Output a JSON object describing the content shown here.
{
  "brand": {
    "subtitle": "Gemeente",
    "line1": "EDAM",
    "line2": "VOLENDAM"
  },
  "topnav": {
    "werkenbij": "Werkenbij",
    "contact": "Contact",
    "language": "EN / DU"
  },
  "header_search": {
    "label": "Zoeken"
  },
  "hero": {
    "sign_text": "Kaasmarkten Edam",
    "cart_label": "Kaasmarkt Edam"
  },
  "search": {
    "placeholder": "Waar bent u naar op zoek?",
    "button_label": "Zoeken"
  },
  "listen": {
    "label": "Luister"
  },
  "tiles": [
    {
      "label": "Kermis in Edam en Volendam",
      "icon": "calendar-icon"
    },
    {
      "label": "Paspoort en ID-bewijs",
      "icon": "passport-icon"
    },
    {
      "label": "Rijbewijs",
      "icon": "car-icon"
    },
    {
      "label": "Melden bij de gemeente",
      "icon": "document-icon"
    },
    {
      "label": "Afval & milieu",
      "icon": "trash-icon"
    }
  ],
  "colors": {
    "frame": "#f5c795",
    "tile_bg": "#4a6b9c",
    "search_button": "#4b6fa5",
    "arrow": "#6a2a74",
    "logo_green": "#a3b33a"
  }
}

_Directive_.
Set down the entries verbatim, leaving none out.

_Exercise result_.
Output a JSON object describing the content shown here.
{
  "brand": {
    "subtitle": "Gemeente",
    "line1": "EDAM",
    "line2": "VOLENDAM"
  },
  "topnav": {
    "werkenbij": "Werkenbij",
    "contact": "Contact",
    "language": "EN / DU"
  },
  "header_search": {
    "label": "Zoeken"
  },
  "hero": {
    "sign_text": "Kaasmarkten Edam",
    "cart_label": "Kaasmarkt Edam"
  },
  "search": {
    "placeholder": "Waar bent u naar op zoek?",
    "button_label": "Zoeken"
  },
  "listen": {
    "label": "Luister"
  },
  "tiles": [
    {
      "label": "Kermis in Edam en Volendam",
      "icon": "calendar-icon"
    },
    {
      "label": "Paspoort en ID-bewijs",
      "icon": "passport-icon"
    },
    {
      "label": "Rijbewijs",
      "icon": "car-icon"
    },
    {
      "label": "Melden bij de gemeente",
      "icon": "document-icon"
    },
    {
      "label": "Afval & milieu",
      "icon": "trash-icon"
    }
  ],
  "colors": {
    "frame": "#f5c795",
    "tile_bg": "#4a6b9c",
    "search_button": "#4b6fa5",
    "arrow": "#6a2a74",
    "logo_green": "#a3b33a"
  }
}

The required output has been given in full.